Work to complete ▸ Output every line exactly as written. Leave out pictures.

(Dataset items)
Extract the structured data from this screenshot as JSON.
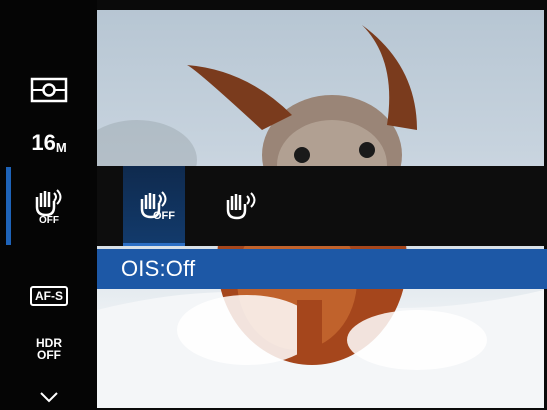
{
  "left_menu": {
    "items": [
      {
        "id": "metering",
        "icon": "metering-icon"
      },
      {
        "id": "image-size",
        "label_main": "16",
        "label_sub": "M"
      },
      {
        "id": "ois",
        "icon": "hand-shake-off-icon",
        "label": "OFF",
        "selected": true
      },
      {
        "id": "focus",
        "label": "AF-S"
      },
      {
        "id": "hdr",
        "label_line1": "HDR",
        "label_line2": "OFF"
      },
      {
        "id": "more",
        "icon": "chevron-down-icon"
      }
    ]
  },
  "submenu": {
    "options": [
      {
        "id": "ois-off",
        "icon": "hand-shake-off-icon",
        "label": "OFF",
        "selected": true
      },
      {
        "id": "ois-on",
        "icon": "hand-shake-icon"
      }
    ]
  },
  "status": {
    "text": "OIS:Off"
  },
  "colors": {
    "accent": "#1d58a6",
    "selected_bg": "#123a6b",
    "background": "#050505"
  }
}
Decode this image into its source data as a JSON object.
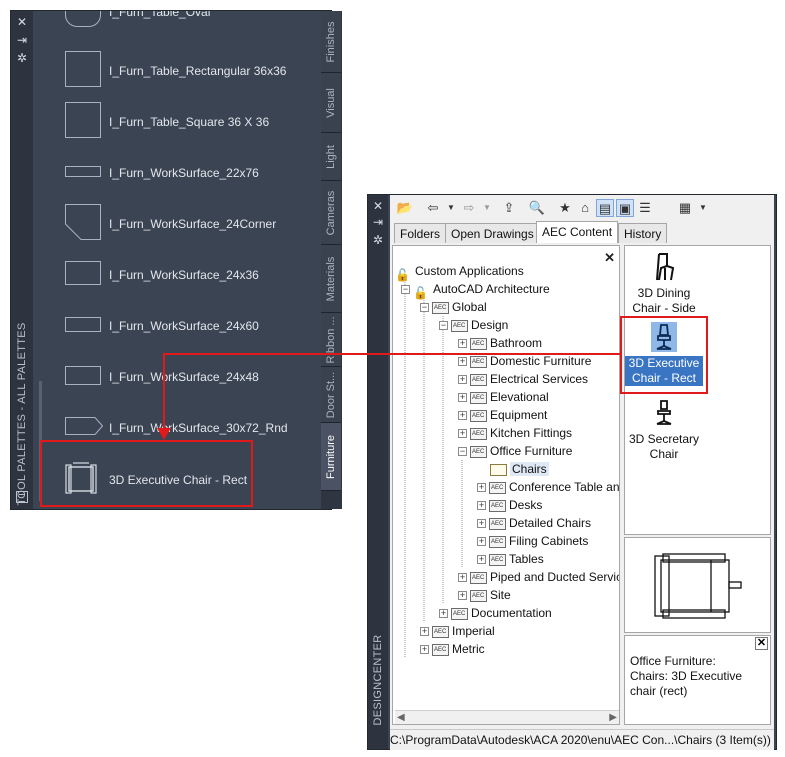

Result of the exercise ▸
Extract the structured data from this screenshot as JSON.
{
  "left_menu": {
    "items": [
      {
        "id": "metering",
        "icon": "metering-icon"
      },
      {
        "id": "image-size",
        "label_main": "16",
        "label_sub": "M"
      },
      {
        "id": "ois",
        "icon": "hand-shake-off-icon",
        "label": "OFF",
        "selected": true
      },
      {
        "id": "focus",
        "label": "AF-S"
      },
      {
        "id": "hdr",
        "label_line1": "HDR",
        "label_line2": "OFF"
      },
      {
        "id": "more",
        "icon": "chevron-down-icon"
      }
    ]
  },
  "submenu": {
    "options": [
      {
        "id": "ois-off",
        "icon": "hand-shake-off-icon",
        "label": "OFF",
        "selected": true
      },
      {
        "id": "ois-on",
        "icon": "hand-shake-icon"
      }
    ]
  },
  "status": {
    "text": "OIS:Off"
  },
  "colors": {
    "accent": "#1d58a6",
    "selected_bg": "#123a6b",
    "background": "#050505"
  }
}
Decode this image into its source data as a JSON object.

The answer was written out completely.